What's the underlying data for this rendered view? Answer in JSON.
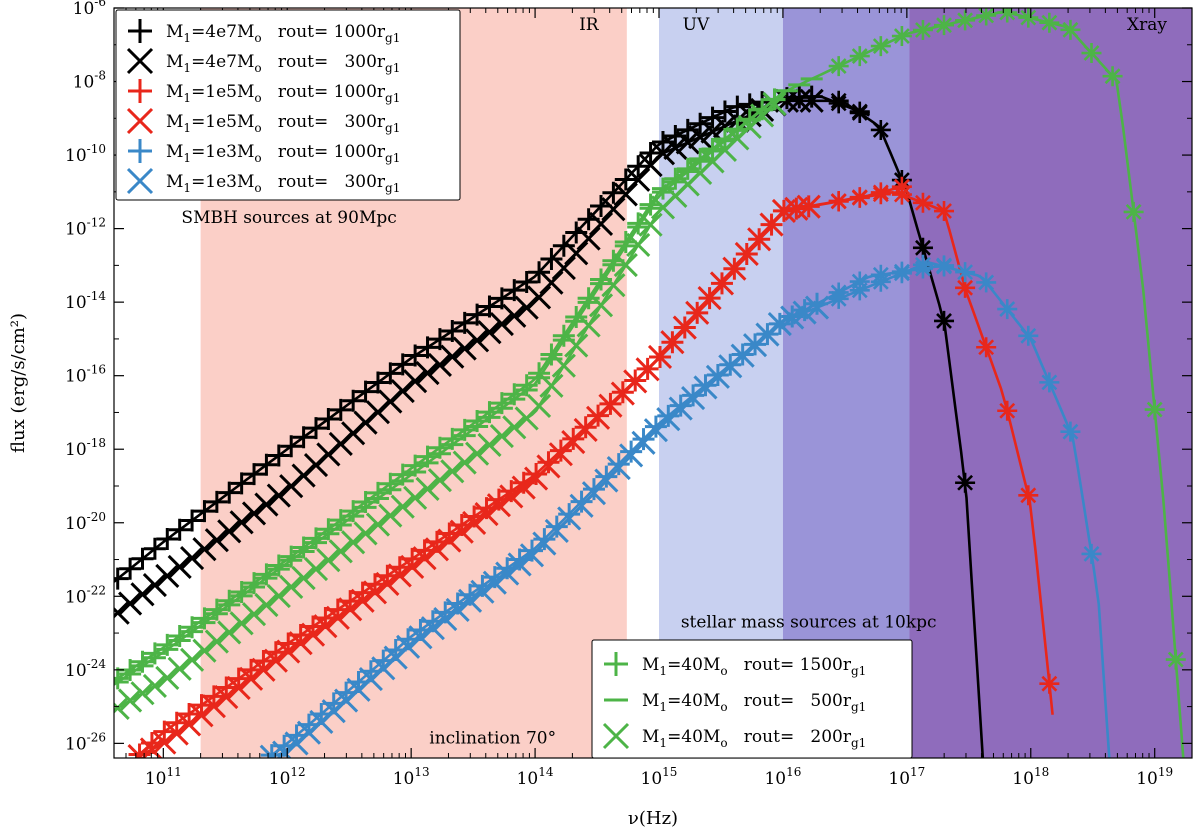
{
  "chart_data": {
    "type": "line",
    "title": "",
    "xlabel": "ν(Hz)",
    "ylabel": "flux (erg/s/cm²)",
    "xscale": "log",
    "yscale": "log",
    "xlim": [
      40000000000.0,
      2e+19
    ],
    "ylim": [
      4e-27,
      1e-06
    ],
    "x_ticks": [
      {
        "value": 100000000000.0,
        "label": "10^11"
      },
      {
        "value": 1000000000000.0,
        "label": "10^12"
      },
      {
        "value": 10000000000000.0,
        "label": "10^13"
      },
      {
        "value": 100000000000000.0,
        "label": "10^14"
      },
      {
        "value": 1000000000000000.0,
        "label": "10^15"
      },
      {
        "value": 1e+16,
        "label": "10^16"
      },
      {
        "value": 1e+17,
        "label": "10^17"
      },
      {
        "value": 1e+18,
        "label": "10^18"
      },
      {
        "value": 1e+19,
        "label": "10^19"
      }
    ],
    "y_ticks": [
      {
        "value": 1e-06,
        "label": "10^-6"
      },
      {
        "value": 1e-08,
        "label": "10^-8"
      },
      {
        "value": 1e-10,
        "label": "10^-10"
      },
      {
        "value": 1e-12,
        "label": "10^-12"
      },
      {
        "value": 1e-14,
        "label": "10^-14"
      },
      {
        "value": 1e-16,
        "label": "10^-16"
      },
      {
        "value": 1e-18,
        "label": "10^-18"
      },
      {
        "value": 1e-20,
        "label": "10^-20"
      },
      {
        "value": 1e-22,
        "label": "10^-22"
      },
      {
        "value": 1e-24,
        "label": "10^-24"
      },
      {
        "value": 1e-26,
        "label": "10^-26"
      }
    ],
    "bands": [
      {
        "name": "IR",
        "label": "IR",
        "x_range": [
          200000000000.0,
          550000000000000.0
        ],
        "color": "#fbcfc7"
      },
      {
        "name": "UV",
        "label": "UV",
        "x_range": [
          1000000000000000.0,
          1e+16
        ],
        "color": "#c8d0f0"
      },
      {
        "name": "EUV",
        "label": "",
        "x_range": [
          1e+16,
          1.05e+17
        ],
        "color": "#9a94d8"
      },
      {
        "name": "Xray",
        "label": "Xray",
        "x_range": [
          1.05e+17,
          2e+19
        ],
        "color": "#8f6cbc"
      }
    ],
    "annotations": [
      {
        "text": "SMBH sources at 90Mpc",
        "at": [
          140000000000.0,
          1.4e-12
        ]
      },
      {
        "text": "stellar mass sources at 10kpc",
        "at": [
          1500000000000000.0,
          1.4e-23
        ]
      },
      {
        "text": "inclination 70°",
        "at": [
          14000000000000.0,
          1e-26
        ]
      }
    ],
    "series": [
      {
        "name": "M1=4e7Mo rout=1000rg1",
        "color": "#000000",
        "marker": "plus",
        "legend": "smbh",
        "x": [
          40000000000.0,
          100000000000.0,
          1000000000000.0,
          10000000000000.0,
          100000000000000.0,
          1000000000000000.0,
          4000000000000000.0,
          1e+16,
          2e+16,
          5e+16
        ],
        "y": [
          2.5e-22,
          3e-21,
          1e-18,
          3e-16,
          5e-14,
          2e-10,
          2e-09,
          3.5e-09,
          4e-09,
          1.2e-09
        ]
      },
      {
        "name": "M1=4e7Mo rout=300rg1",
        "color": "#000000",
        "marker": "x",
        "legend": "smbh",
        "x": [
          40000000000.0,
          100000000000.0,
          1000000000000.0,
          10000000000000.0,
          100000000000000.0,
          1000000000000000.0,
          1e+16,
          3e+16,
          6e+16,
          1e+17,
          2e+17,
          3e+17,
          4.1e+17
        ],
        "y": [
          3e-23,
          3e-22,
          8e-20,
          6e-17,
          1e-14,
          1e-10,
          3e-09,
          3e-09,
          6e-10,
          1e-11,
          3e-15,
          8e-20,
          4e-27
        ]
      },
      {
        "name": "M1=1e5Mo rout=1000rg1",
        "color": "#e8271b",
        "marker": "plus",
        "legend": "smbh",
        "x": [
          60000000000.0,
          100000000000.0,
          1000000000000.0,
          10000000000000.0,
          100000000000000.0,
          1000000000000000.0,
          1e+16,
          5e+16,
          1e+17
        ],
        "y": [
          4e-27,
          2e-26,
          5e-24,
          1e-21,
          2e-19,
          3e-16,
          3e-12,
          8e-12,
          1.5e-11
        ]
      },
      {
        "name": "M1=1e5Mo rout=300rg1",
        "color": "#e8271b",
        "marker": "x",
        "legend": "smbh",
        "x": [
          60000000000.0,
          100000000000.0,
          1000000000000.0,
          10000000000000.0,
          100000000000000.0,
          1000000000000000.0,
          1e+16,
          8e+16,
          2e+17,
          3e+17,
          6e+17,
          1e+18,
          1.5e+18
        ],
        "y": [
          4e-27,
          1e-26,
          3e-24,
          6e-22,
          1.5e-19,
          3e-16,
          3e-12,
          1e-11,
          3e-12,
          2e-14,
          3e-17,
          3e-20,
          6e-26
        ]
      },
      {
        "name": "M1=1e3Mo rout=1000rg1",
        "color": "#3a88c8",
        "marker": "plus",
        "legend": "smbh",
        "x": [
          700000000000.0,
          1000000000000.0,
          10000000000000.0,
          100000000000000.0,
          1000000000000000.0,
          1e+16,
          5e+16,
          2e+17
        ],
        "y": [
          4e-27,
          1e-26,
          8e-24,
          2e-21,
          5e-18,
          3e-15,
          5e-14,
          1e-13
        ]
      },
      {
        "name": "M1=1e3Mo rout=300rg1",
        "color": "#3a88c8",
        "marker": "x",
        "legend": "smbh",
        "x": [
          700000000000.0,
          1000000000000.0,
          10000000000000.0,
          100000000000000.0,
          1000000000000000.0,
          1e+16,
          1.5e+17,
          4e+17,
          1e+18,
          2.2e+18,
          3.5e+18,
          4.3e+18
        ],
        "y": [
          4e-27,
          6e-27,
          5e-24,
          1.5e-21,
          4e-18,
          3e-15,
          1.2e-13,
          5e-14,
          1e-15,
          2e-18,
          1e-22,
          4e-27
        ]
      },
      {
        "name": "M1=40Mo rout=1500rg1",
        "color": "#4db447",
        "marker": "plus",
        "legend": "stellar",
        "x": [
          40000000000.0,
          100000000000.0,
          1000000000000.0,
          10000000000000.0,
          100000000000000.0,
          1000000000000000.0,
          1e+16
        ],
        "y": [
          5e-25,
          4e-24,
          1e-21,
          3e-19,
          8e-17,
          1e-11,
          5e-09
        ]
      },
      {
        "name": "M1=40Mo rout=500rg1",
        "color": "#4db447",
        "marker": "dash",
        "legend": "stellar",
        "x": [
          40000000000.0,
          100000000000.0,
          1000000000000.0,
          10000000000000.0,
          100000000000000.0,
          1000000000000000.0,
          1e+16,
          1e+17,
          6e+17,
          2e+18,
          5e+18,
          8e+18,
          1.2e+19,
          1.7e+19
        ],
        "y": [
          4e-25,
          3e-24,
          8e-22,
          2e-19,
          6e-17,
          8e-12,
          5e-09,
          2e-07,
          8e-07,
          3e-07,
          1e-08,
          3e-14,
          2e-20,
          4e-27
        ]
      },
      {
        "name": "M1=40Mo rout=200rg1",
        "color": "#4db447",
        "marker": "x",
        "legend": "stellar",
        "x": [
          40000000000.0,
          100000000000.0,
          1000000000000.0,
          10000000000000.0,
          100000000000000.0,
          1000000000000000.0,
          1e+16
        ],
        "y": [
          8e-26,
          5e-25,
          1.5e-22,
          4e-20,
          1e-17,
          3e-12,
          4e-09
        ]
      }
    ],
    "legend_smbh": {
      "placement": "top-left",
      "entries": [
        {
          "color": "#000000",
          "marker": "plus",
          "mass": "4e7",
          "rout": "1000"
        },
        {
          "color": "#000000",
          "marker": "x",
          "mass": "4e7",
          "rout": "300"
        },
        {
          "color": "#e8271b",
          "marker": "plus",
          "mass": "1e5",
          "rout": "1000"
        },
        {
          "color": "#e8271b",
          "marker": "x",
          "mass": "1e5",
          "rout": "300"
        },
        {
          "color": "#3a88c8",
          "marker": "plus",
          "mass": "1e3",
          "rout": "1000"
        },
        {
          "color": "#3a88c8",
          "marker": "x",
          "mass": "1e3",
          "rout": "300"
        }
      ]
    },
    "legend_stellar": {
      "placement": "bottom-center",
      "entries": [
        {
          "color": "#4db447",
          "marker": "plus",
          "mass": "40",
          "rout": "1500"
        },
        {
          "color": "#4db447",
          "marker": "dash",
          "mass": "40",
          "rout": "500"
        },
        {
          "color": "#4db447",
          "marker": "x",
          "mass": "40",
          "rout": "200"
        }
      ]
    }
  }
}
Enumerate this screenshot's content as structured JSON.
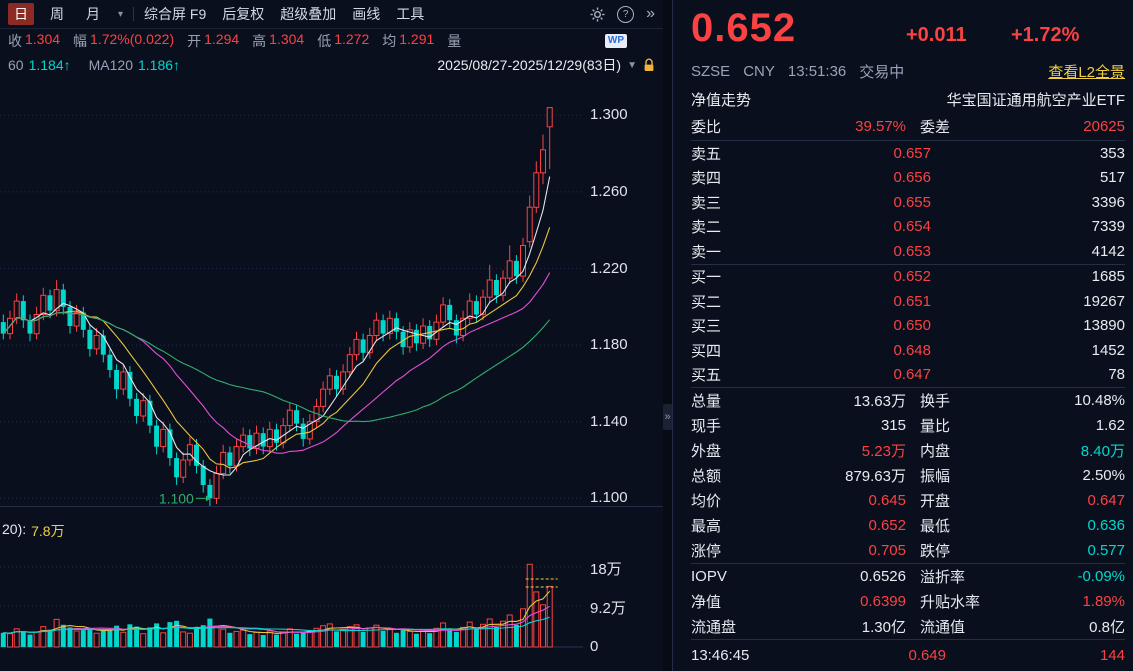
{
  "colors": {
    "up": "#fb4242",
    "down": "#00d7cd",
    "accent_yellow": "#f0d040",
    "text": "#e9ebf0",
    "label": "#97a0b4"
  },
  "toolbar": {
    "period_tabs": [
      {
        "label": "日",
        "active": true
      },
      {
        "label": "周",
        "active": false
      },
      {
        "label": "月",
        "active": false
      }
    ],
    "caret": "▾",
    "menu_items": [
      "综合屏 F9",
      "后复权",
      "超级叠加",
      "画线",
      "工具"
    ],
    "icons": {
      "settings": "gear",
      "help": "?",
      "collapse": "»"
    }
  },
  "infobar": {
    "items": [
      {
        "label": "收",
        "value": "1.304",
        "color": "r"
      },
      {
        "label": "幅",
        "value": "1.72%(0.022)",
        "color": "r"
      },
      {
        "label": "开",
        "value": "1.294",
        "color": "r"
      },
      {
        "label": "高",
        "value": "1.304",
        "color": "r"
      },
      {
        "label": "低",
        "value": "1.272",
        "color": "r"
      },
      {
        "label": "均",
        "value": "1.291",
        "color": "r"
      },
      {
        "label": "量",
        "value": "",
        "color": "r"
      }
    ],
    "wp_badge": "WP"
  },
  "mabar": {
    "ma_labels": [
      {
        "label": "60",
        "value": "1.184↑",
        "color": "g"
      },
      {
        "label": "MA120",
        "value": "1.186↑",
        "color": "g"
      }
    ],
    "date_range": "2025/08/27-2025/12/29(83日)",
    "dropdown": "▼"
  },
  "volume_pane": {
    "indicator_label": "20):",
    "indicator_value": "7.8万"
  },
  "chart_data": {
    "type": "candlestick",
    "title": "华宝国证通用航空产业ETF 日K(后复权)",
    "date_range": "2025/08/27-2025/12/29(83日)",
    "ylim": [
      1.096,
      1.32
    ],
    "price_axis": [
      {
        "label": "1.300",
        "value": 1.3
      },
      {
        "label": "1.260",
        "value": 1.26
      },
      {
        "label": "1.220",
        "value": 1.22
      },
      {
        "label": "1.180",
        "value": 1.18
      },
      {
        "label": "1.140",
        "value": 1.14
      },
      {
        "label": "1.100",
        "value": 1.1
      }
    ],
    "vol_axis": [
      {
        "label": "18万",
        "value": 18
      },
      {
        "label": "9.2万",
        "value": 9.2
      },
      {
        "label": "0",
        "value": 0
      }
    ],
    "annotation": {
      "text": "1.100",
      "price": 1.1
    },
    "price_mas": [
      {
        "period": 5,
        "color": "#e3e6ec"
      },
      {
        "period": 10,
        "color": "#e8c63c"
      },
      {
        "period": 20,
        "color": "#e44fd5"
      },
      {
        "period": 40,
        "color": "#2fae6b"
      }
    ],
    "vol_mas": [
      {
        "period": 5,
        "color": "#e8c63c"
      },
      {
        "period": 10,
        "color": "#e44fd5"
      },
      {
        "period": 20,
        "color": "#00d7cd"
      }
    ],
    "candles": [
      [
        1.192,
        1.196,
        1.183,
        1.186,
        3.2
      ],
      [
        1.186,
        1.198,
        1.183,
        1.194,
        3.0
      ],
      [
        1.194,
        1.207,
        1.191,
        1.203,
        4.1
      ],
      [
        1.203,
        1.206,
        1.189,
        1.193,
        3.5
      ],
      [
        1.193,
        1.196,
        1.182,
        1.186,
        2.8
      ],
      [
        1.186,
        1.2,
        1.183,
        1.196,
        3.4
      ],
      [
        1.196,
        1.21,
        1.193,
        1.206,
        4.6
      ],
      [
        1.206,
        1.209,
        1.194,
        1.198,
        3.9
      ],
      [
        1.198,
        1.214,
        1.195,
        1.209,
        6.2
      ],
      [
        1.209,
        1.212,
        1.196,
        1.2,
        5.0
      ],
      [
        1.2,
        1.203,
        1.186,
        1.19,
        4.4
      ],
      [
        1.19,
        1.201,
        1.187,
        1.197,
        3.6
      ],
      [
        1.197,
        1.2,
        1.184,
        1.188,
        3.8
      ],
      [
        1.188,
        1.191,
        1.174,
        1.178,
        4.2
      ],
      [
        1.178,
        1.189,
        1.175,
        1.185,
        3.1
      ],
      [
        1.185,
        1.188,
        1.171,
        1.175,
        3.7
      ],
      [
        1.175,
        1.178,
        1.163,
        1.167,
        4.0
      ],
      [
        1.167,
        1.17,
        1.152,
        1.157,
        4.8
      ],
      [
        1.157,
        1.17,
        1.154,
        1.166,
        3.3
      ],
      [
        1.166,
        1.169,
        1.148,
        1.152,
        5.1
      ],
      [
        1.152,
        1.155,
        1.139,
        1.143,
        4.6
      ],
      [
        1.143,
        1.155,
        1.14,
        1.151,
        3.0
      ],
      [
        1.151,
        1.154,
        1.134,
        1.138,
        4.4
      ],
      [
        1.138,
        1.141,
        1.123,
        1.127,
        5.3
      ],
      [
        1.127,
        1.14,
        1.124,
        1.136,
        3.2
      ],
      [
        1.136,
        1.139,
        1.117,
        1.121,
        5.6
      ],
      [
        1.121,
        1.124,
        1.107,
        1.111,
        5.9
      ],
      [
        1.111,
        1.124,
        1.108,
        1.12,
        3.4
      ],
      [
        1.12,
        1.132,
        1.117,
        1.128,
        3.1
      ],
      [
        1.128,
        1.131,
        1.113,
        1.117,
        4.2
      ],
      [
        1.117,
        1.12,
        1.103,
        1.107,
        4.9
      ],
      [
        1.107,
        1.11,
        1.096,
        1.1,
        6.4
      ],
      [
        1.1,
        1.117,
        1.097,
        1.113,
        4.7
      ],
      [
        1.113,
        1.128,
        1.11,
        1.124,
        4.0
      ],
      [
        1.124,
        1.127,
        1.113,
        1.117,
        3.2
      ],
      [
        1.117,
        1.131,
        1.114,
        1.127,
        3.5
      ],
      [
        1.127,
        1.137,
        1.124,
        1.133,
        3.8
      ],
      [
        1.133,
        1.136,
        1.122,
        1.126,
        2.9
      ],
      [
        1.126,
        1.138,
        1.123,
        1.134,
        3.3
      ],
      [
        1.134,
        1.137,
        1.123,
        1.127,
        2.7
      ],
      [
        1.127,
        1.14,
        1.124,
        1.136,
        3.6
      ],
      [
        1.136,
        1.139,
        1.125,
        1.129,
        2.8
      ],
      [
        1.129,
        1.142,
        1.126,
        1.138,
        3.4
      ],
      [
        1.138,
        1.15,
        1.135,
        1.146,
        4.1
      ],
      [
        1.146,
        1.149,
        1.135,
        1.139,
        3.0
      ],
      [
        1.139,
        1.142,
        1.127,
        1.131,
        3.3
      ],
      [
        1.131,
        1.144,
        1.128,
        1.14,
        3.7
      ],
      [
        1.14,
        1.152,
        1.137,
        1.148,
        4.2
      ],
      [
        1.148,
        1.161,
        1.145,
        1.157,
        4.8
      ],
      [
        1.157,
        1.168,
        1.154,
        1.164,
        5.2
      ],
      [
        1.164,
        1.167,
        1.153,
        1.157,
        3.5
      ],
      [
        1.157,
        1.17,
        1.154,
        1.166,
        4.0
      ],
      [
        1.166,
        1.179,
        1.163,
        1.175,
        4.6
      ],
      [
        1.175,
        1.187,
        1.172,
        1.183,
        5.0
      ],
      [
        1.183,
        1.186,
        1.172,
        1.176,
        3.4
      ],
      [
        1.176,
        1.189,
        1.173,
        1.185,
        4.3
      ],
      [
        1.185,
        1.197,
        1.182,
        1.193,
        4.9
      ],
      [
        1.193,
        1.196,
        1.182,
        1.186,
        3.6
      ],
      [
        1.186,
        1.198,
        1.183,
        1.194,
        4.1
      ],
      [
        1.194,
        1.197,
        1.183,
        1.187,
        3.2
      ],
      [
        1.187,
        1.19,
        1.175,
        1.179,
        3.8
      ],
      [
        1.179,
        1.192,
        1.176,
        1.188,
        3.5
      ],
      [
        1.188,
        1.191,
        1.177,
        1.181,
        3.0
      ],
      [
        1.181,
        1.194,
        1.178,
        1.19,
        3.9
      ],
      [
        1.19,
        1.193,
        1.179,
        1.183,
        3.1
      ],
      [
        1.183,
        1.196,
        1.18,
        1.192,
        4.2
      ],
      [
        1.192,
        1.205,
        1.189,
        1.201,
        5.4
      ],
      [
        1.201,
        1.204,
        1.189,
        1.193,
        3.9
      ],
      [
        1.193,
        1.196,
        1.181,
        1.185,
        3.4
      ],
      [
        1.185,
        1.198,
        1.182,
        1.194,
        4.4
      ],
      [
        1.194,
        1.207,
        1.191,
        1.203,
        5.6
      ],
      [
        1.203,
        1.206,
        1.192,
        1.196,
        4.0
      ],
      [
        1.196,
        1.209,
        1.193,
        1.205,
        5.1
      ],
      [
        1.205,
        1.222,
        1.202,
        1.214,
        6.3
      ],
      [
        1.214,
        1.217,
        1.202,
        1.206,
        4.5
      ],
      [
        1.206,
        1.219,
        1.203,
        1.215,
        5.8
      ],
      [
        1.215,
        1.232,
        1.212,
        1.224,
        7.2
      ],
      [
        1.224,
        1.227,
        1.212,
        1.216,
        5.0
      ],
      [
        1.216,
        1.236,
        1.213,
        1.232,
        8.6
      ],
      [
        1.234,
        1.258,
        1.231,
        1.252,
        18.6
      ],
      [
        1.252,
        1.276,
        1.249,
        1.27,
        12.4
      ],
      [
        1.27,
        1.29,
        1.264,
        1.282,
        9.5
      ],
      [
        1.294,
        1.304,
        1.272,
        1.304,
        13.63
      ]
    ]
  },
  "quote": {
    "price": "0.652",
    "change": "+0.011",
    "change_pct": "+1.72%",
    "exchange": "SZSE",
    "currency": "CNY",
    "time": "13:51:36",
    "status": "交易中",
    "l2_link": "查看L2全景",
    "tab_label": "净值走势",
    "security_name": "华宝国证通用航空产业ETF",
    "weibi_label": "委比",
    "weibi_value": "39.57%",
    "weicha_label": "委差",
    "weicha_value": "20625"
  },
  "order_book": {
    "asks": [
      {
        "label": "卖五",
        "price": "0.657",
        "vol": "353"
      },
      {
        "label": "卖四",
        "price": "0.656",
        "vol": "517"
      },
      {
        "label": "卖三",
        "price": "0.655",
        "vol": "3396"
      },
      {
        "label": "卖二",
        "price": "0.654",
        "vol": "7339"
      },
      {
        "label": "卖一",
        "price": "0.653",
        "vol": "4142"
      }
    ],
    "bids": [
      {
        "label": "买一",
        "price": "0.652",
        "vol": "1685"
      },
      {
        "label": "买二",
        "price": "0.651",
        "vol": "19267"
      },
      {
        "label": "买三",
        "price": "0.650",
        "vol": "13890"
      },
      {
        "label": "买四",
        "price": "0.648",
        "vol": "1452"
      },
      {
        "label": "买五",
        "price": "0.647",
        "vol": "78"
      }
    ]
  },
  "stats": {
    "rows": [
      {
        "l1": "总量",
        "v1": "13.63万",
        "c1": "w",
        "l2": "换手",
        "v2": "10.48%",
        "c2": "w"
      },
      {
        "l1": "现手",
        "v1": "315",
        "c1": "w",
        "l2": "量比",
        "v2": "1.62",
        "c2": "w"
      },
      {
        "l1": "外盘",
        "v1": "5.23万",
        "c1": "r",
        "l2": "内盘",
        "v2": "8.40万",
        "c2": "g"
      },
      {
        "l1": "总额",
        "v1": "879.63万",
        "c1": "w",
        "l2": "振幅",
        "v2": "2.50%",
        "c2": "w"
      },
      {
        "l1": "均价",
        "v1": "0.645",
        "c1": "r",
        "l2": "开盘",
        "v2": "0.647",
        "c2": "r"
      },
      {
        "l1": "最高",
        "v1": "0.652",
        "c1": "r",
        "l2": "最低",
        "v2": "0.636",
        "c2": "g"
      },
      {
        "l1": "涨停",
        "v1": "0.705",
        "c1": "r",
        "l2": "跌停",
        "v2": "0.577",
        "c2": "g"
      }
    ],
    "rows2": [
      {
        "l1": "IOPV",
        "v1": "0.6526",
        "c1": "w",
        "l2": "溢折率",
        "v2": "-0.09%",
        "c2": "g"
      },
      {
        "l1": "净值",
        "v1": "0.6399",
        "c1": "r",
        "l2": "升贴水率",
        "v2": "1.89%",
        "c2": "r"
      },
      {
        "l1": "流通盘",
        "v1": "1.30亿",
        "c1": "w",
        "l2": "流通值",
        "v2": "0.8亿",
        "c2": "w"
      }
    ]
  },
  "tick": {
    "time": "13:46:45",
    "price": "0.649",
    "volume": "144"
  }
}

------------------------------------------------------------

*Prompt*.
Work through the records line by line and tally those with the word "placement". Report only the total.

*Solution to the exercise*.
2